* WHAT IS EXPECTED *
Can you duplicate the court opinion word for word, everything from "Citation988 F.2d 1355" down to "brief), for appellee."?

[Start of PASSAGE SHOWN]

U.S. v. Custis

Citation988 F.2d 1355
Decision Date30 April 1993
Docket Number92-5212,Nos. 92-5211,s. 92-5211
PartiesUNITED STATES of America, Plaintiff-Appellant, v. Darren J. CUSTIS, Defendant-Appellee. UNITED STATES of America, Plaintiff-Appellee, v. Darren J. CUSTIS, Defendant-Appellant.
CourtUnited States Courts of Appeals. United States Court of Appeals (4th Circuit)

Thomas Michael DeBiagio, Asst. U.S. Atty., Baltimore, MD (Richard D. Bennett, U.S. Atty., Robert E. Sims, Asst. U.S. Atty., on brief), for appellant.

Mary Melissa French, Asst. Federal Public Defender, Baltimore, MD (Anthony R. Gallagher, Acting Federal Public Defender, on brief), for appellee.

Before RUSSELL and WILKINSON, Circuit Judges, and MERHIGE, Senior United States District Judge for the Eastern District of Virginia, sitting by designation.

OPINION

WILKINSON, Circuit Judge:

In this case, Darren Custis claims (1) that he is entitled to a new trial on the basis of newly discovered impeaching evidence; (2) that he is entitled to have the constitutionality of several predicate state convictions considered in his federal sentencing proceeding; and (3) that his prior conviction for attempted breaking and entering should not have been defined as a violent felony for purposes of the sentencing enhancement under 18 U.S.C. § 924(e). For the reasons that follow, we reverse the district court's granting of a new trial and remand this case with instructions to reinstate the judgment of conviction. We find no error, however, in that court's treatment of the defendant's predicate state convictions, nor in its determination that defendant was eligible for sentence enhancement as an armed career criminal. We thus affirm the sentence imposed upon defendant.

I.

Darren Custis was arrested on July 1, 1991 by Baltimore City Police Officers Christopher Wade and John Mohr. Pursuant to "Operation Triggerlock," a federal effort to crack down on the use of firearms by convicted felons, Custis was indicted by a federal grand jury on three counts: (1) possession of cocaine with intent to distribute in violation of 21 U.S.C. § 841(a)(1); (2) use of a firearm in connection with a drug trafficking offense in violation of 18 U.S.C. § 924(c); and (3) possession of a firearm by a convicted felon in violation of 18 U.S.C. § 922(g)(1). The government gave notice that it would seek an enhanced penalty for the section 922(g)(1) offense under 18 U.S.C. § 924(e)(1), which provides for a minimum fifteen-year sentence for defendants who have three prior convictions for a violent felony or a serious drug offense. The notice listed state convictions for burglary, attempted burglary, and robbery as predicate offenses for the sentence enhancement.

At trial, three Baltimore City Police Officers testified on behalf of the government: the arresting officers, Christopher Wade and John Mohr, and an officer who interviewed Custis the morning after his arrest, Louis Hopson. Wade testified that at around 5:00 P.M. on July 1, he and Mohr approached the intersection of Springhill Avenue and Towanda, an area known to be the site of extensive drug dealing. Four or five individuals were standing on the corner in front of a convenience store, the Springhill Market. As the officers approached, one of the individuals called out "5-0," a warning that police officers were nearby. Custis went into the Springhill Market, and the officers followed.

[End of PASSAGE SHOWN]
[Start of DATA LINES]

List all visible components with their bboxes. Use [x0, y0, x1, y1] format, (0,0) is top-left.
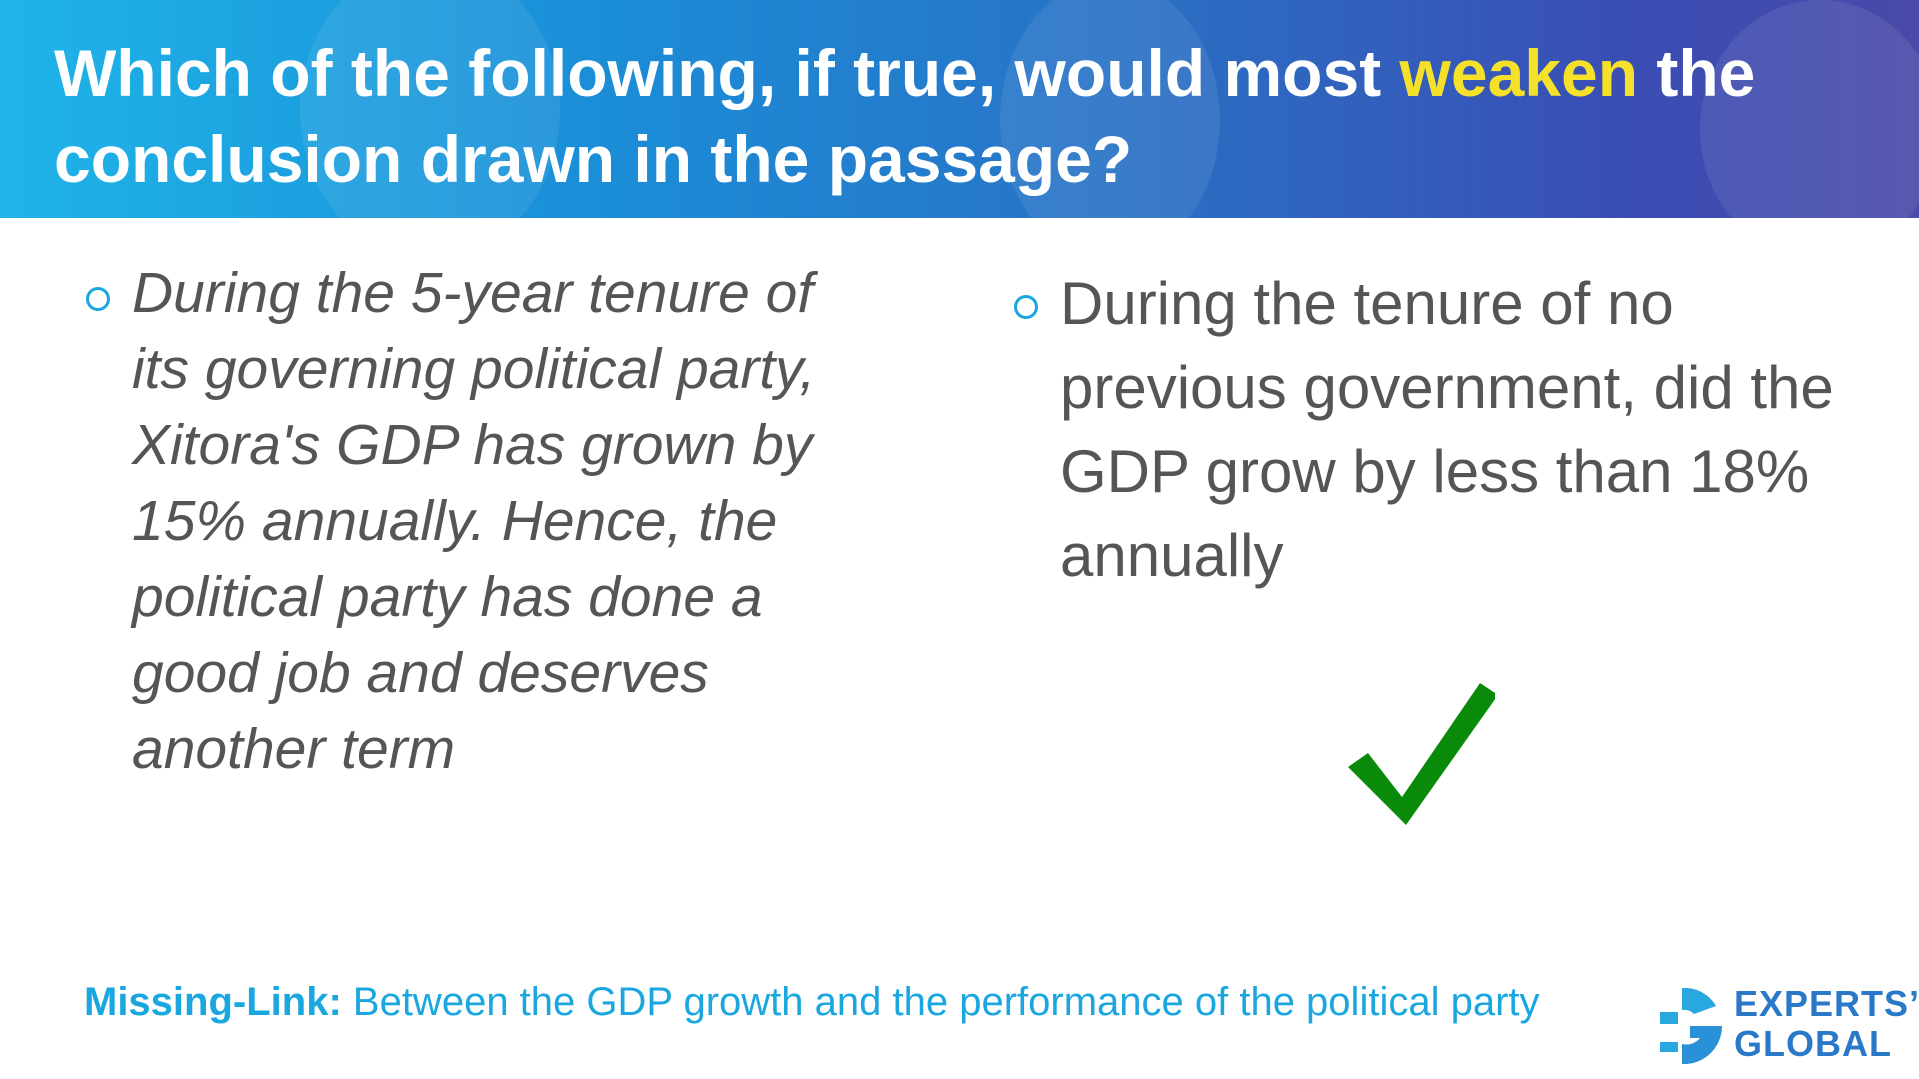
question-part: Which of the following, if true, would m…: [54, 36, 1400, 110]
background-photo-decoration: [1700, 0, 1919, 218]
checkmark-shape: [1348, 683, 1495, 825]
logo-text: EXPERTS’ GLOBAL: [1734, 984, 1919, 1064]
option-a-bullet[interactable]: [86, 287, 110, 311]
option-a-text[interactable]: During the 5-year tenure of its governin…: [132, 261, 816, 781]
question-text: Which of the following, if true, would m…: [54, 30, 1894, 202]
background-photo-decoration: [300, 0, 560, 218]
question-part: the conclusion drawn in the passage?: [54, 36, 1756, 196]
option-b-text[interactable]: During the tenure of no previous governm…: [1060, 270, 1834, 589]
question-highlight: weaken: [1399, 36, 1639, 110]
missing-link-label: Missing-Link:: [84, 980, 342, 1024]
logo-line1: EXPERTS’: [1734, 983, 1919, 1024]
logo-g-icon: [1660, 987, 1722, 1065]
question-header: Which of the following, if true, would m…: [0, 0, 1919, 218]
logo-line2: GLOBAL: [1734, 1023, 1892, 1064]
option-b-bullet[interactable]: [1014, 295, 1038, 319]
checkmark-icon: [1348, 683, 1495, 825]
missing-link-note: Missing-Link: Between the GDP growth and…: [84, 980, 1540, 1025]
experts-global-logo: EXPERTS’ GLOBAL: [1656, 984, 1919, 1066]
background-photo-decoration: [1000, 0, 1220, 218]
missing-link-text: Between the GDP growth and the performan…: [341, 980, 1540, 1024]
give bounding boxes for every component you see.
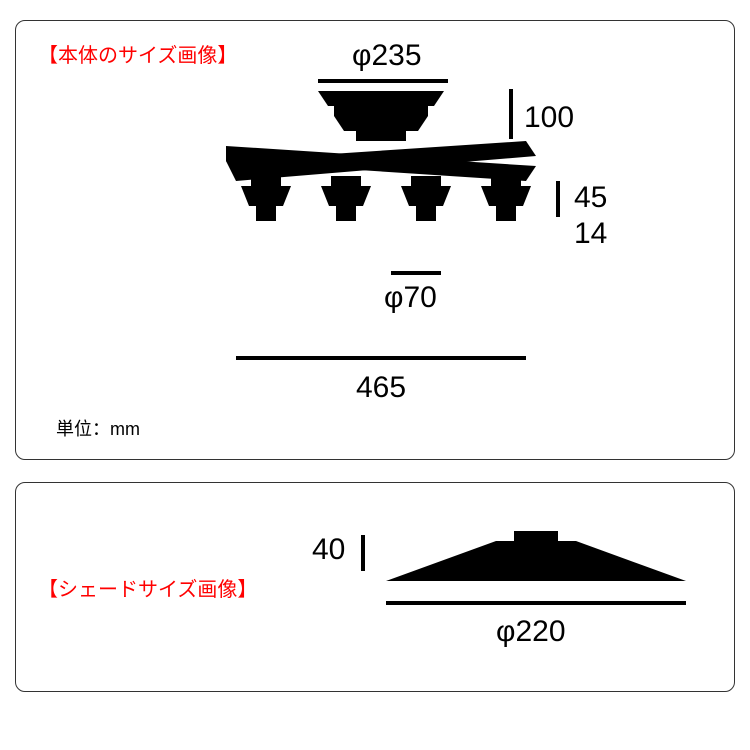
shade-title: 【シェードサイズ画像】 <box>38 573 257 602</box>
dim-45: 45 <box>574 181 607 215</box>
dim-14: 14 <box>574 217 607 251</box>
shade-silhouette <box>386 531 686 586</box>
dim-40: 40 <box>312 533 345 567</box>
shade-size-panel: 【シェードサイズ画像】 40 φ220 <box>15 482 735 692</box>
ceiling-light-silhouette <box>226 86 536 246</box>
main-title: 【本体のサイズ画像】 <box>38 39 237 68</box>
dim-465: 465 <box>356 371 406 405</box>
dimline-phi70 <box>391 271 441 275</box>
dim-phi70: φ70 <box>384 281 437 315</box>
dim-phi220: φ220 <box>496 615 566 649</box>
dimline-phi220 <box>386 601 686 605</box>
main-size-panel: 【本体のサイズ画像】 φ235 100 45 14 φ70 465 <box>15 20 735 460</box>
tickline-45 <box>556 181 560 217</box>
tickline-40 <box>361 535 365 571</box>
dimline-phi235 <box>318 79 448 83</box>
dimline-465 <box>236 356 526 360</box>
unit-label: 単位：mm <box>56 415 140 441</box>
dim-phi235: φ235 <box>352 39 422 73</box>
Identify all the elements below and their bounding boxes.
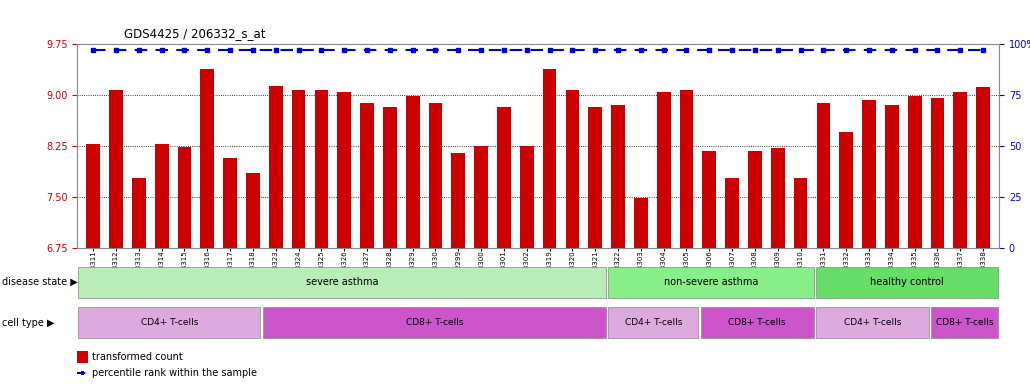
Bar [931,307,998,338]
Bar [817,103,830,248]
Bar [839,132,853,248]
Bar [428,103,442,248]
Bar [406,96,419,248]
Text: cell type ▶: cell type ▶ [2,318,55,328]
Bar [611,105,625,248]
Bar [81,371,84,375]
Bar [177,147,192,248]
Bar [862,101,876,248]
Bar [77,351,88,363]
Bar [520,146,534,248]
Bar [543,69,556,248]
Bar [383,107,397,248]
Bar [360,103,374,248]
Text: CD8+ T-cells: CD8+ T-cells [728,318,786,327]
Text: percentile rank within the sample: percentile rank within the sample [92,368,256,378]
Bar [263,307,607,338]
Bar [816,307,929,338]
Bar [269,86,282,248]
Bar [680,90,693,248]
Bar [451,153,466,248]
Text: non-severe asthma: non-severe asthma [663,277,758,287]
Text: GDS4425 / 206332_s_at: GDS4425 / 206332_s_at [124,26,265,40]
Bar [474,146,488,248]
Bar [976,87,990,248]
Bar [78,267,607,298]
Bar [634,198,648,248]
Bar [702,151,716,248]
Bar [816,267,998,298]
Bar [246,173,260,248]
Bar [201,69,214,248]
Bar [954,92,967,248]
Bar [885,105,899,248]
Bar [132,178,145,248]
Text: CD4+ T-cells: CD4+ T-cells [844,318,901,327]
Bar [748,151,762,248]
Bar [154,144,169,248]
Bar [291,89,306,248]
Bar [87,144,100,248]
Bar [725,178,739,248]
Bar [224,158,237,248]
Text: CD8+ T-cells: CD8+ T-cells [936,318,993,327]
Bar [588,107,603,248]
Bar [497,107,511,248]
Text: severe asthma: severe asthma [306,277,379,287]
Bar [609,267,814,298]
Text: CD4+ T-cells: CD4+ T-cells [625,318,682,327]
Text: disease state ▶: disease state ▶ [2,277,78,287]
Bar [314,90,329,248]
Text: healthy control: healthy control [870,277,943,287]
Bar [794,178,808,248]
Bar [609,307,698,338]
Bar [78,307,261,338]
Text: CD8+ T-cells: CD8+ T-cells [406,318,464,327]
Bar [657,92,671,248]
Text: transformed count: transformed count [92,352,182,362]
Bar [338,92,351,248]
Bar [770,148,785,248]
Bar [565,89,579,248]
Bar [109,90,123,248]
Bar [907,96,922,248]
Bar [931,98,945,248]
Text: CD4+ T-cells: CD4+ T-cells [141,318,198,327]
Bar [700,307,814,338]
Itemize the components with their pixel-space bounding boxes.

[End of DATA LINES]

* WRITTEN REPLY *
Citation988 F.2d 1355
Decision Date30 April 1993
Docket Number92-5212,Nos. 92-5211,s. 92-5211
PartiesUNITED STATES of America, Plaintiff-Appellant, v. Darren J. CUSTIS, Defendant-Appellee. UNITED STATES of America, Plaintiff-Appellee, v. Darren J. CUSTIS, Defendant-Appellant.
CourtUnited States Courts of Appeals. United States Court of Appeals (4th Circuit)

Thomas Michael DeBiagio, Asst. U.S. Atty., Baltimore, MD (Richard D. Bennett, U.S. Atty., Robert E. Sims, Asst. U.S. Atty., on brief), for appellant.

Mary Melissa French, Asst. Federal Public Defender, Baltimore, MD (Anthony R. Gallagher, Acting Federal Public Defender, on brief), for appellee.